▸ What to produce
List all lines in the material below that contain "lequel".

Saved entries
** START **

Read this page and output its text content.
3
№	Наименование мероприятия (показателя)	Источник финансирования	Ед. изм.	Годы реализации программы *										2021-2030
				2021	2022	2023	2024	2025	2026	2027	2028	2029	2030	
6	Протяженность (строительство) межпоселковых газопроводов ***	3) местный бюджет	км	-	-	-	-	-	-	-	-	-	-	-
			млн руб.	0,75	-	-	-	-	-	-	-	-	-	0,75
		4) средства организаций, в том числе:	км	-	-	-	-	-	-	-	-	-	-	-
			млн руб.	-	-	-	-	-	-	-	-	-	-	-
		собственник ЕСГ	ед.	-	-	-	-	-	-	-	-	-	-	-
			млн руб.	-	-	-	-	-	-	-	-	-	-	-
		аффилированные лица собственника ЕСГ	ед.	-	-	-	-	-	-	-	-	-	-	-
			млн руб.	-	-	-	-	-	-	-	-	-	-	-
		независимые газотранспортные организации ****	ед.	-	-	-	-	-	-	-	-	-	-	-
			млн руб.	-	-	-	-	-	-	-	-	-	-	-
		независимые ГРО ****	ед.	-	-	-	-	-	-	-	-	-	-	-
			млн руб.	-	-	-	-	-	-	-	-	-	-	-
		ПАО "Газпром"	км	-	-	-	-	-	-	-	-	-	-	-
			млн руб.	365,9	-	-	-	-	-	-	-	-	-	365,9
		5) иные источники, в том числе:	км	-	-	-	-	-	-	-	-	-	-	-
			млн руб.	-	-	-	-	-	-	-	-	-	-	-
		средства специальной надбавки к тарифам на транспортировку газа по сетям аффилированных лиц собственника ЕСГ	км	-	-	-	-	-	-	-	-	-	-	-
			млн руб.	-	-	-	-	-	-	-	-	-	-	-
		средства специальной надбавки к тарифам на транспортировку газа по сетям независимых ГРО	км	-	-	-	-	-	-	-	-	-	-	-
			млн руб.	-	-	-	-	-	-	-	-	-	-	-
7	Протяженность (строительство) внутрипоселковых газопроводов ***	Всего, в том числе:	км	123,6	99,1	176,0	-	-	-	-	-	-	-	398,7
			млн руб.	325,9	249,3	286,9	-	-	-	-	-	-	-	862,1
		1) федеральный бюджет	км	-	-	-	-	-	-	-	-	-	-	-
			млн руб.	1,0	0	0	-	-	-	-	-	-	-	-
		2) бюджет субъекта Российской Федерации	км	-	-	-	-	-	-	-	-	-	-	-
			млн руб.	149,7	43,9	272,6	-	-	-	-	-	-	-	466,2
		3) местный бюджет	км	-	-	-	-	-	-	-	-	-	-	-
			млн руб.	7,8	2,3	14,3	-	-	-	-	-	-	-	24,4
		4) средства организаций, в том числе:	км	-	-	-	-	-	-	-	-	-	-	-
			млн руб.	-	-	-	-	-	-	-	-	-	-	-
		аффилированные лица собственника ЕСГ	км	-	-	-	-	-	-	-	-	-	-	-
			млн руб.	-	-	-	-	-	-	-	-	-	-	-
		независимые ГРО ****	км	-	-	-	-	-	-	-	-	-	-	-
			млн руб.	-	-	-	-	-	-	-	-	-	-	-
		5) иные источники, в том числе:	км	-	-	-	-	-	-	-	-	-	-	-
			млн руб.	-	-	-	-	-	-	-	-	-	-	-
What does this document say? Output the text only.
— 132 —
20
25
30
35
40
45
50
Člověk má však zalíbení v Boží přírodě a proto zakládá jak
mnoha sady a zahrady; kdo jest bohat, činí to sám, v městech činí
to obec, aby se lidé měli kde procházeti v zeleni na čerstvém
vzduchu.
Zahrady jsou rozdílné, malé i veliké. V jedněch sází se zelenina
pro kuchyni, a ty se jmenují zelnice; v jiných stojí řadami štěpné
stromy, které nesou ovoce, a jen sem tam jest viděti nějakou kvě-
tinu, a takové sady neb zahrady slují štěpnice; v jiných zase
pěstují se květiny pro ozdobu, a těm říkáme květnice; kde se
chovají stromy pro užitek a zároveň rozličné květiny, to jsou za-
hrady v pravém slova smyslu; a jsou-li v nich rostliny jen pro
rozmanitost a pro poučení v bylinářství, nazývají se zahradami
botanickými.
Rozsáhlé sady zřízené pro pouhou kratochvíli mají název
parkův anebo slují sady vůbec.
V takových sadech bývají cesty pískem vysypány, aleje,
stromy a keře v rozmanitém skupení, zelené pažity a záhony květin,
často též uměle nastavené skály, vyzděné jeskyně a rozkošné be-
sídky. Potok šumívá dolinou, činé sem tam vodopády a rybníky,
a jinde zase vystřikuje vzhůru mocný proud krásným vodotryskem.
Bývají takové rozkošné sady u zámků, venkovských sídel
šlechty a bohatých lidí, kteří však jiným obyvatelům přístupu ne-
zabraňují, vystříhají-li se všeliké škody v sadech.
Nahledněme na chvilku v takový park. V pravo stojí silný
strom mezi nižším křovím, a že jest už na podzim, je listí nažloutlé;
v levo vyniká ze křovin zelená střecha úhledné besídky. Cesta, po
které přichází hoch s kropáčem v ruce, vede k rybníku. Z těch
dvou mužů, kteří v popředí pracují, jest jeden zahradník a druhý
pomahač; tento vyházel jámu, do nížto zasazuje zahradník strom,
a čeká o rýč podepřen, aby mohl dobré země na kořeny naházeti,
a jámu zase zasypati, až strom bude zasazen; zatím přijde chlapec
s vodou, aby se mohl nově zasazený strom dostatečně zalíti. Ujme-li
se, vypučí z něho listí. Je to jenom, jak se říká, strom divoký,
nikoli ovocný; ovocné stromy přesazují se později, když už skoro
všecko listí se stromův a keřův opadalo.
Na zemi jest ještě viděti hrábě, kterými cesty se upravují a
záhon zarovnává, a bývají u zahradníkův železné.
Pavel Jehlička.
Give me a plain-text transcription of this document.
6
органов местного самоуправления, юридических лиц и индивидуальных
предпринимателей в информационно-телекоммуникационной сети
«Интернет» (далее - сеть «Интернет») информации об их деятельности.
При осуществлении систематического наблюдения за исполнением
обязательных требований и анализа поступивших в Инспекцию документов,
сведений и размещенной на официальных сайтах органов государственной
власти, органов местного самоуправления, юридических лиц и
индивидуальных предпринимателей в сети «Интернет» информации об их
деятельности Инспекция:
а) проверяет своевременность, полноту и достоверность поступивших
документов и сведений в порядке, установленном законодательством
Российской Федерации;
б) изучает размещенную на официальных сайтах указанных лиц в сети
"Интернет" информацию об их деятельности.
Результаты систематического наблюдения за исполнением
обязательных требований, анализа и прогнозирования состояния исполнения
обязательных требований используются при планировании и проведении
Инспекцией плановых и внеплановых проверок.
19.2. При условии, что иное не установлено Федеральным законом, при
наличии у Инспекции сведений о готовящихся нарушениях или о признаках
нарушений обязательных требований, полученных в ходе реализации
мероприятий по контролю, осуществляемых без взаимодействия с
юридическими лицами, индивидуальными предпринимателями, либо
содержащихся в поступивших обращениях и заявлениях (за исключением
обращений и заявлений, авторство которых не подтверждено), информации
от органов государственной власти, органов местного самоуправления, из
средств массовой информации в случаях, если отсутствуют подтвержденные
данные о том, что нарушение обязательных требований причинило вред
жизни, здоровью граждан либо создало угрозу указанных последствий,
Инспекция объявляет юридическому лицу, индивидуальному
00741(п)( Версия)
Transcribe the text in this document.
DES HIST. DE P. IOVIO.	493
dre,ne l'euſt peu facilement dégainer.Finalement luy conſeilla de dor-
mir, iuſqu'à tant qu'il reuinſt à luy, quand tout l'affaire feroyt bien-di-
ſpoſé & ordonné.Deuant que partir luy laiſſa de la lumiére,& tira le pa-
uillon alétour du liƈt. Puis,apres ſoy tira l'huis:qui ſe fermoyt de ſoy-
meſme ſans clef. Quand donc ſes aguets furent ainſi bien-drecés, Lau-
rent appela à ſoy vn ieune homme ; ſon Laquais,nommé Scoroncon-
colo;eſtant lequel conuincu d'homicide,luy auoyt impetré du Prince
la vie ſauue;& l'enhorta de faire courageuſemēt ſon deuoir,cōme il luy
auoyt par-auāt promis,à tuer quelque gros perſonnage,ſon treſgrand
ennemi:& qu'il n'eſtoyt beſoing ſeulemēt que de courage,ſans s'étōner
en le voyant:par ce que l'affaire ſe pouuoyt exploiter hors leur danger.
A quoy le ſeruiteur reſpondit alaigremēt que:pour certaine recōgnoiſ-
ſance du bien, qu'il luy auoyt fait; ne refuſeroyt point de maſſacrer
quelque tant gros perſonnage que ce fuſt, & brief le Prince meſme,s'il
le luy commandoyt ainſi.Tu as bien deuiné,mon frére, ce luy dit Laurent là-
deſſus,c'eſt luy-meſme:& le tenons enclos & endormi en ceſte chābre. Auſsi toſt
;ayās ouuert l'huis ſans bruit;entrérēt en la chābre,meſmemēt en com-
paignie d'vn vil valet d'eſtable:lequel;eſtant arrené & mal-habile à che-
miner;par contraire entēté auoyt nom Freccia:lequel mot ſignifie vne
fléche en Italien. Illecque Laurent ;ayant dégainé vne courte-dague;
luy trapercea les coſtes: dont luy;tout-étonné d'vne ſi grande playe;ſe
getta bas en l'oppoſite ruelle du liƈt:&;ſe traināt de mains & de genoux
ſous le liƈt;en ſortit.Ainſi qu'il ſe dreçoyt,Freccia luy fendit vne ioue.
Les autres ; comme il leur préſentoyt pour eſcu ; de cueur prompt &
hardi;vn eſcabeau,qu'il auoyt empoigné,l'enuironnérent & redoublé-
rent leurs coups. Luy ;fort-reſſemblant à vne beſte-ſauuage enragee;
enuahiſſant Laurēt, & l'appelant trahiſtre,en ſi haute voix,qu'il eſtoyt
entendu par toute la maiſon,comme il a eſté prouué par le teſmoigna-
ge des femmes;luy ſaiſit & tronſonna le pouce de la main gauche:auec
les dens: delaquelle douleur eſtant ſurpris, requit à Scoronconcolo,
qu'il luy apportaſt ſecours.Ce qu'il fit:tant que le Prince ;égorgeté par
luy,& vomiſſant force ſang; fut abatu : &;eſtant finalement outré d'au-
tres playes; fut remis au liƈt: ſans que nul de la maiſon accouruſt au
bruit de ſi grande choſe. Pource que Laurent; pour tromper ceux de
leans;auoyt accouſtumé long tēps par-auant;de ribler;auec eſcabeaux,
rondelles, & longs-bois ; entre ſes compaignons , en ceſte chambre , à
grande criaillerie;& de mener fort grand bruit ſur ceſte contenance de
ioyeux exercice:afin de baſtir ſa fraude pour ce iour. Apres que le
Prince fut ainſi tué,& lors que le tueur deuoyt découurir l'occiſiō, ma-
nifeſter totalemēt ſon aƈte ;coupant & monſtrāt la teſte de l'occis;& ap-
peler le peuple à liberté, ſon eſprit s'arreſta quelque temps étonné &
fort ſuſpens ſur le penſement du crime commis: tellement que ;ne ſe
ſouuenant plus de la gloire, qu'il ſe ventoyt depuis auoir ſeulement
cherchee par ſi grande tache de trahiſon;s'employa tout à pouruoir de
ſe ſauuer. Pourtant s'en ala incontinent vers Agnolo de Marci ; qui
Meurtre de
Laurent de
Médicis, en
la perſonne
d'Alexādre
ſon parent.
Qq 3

** END **

▸ Correct answer
colo;eſtant lequel conuincu d'homicide,luy auoyt impetré du Prince
paignie d'vn vil valet d'eſtable:lequel;eſtant arrené & mal-habile à che-
miner;par contraire entēté auoyt nom Freccia:lequel mot ſignifie vne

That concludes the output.